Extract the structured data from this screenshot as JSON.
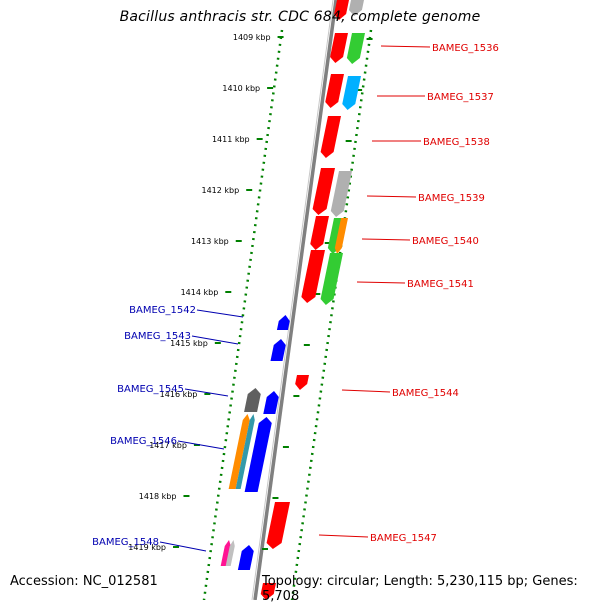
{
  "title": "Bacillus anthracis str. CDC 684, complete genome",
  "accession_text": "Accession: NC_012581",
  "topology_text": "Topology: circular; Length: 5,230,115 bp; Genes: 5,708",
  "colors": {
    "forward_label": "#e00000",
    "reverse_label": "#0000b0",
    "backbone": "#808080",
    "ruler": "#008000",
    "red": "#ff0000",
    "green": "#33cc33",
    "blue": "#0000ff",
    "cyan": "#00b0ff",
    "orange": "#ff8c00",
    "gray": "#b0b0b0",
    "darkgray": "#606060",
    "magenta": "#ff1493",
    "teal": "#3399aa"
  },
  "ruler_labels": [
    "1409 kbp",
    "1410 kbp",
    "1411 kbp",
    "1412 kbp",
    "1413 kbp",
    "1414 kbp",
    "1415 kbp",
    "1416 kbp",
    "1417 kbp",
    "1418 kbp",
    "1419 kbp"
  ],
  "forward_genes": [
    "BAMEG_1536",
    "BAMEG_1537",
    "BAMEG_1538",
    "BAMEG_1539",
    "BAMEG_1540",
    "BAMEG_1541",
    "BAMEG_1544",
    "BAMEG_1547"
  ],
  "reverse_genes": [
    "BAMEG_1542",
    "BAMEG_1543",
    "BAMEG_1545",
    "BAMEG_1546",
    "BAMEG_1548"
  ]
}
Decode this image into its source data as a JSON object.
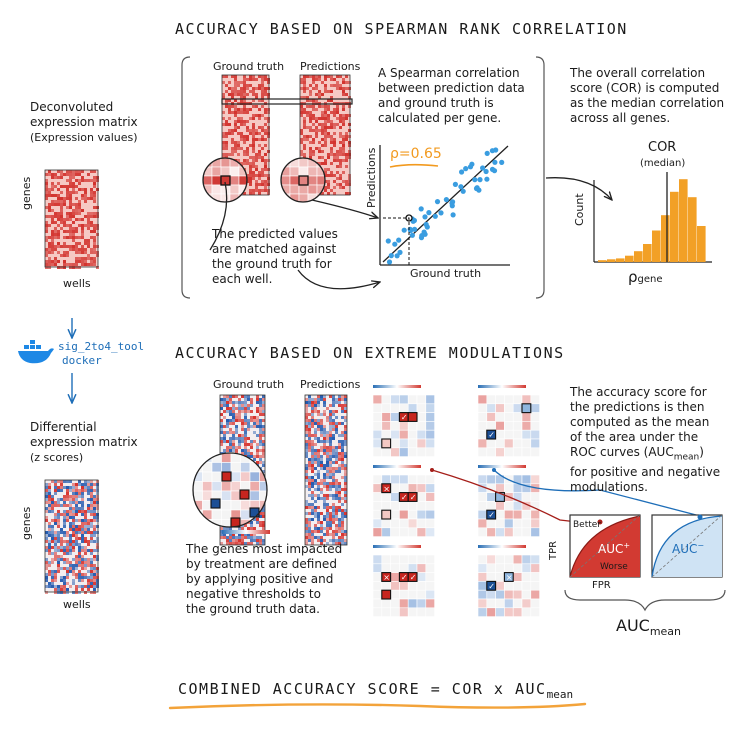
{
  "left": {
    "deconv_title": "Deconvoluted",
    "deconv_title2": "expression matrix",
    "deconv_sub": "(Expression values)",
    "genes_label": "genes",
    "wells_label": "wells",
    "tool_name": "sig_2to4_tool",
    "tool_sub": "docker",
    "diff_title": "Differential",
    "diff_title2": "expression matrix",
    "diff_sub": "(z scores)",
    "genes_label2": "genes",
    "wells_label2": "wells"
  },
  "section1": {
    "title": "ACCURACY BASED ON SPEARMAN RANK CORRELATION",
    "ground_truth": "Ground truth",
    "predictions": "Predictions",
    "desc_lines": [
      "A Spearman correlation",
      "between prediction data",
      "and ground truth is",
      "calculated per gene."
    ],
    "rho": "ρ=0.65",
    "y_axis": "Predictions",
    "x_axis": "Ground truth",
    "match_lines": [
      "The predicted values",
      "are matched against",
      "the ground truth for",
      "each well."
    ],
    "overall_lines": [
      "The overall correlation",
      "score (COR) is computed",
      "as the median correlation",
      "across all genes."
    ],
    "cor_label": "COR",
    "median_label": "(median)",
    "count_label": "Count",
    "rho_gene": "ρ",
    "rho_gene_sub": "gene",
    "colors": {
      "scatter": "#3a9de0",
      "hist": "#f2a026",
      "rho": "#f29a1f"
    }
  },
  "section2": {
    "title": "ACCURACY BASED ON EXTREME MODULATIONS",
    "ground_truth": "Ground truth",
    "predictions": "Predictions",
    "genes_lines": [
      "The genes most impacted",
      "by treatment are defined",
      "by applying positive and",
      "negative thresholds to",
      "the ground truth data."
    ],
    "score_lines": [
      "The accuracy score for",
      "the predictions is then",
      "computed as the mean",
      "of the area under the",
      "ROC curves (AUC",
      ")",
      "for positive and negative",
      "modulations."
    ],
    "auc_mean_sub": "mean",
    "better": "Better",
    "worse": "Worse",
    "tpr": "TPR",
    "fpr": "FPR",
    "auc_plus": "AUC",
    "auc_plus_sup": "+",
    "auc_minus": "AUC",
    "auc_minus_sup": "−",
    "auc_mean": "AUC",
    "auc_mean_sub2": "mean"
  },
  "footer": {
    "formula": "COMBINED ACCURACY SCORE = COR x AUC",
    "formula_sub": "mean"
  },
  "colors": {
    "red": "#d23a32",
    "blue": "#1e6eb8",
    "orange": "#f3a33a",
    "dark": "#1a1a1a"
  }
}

· · ·

* **Task prompt**: Which lines above include the word "median"? Return each one.

* **Answer area**:
      "as the median correlation",
    "median_label": "(median)",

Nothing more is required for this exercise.